Given the records below, pull every line with the word "colour" into the answer.

Entries taken from a collection>
────
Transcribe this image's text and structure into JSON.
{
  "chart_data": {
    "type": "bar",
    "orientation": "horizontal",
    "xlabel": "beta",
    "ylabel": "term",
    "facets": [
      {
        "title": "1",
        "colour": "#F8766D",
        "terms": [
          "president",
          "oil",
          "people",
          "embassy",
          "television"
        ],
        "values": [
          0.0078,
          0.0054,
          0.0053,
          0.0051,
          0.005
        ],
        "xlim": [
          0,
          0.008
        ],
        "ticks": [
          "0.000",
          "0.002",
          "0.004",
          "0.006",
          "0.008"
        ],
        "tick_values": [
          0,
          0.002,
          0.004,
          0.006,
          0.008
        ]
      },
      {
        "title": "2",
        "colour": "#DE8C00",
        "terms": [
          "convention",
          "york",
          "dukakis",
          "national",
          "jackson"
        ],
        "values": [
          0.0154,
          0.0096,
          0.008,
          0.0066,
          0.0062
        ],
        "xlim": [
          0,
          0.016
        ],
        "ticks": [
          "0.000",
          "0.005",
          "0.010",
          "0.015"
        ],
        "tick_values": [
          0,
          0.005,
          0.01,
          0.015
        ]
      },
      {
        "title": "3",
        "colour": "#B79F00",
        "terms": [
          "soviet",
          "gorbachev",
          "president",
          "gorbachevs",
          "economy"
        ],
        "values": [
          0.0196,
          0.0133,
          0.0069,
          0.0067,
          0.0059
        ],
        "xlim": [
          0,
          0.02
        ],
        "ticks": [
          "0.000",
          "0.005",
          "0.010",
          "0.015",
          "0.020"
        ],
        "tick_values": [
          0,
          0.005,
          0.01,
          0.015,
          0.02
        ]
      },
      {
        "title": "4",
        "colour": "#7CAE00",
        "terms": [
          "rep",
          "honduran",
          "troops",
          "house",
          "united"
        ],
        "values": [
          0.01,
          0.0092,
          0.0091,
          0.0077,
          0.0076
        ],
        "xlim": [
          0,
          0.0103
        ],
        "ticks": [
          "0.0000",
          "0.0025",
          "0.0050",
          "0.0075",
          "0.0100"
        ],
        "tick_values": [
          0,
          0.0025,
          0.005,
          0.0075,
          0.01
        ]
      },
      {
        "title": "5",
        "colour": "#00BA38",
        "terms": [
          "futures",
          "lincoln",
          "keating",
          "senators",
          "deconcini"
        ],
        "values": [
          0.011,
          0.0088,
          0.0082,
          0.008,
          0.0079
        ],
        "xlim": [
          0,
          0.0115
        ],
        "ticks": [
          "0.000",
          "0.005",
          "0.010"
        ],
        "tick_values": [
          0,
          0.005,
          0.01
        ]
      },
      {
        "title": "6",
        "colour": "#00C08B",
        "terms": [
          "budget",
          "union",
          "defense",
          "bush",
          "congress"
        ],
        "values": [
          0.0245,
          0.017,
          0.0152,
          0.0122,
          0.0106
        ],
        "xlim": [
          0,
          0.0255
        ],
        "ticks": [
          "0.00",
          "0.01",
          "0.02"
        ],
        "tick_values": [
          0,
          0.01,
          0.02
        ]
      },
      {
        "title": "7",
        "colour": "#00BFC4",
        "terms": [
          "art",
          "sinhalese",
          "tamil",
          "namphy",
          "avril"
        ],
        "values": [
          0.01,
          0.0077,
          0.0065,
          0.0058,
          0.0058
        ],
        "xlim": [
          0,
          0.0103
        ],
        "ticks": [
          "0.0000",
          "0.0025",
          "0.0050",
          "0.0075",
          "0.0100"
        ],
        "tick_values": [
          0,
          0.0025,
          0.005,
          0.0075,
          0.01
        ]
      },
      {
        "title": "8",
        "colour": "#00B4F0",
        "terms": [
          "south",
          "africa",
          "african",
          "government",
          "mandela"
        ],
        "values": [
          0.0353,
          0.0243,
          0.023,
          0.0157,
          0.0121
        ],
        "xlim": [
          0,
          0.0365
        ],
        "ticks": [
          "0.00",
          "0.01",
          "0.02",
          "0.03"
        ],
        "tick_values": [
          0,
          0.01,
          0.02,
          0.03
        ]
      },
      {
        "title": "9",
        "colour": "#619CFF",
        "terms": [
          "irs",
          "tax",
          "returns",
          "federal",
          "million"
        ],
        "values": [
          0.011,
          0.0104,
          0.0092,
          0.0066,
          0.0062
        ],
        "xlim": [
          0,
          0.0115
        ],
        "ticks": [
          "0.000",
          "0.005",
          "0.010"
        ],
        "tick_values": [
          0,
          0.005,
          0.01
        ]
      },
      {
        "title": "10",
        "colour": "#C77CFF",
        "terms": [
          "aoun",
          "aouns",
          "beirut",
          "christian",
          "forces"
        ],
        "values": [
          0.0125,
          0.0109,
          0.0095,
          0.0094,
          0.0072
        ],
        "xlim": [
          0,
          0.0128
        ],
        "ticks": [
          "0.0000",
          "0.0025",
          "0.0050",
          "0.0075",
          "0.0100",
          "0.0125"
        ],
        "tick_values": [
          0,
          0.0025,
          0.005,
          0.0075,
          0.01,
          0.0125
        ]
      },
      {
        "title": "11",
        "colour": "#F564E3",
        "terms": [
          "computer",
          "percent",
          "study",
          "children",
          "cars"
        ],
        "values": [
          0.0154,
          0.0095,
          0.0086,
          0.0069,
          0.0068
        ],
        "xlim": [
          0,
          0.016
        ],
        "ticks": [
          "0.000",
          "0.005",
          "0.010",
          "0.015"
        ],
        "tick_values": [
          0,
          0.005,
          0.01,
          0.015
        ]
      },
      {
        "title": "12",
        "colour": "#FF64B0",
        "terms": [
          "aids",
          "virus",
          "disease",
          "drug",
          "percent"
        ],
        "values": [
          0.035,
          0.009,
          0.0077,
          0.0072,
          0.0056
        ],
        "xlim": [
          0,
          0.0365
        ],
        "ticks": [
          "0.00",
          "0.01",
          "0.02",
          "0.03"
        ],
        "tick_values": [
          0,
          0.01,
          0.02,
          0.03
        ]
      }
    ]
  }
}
────
Reply>
        "colour": "#F8766D",
        "colour": "#DE8C00",
        "colour": "#B79F00",
        "colour": "#7CAE00",
        "colour": "#00BA38",
        "colour": "#00C08B",
        "colour": "#00BFC4",
        "colour": "#00B4F0",
        "colour": "#619CFF",
        "colour": "#C77CFF",
        "colour": "#F564E3",
        "colour": "#FF64B0",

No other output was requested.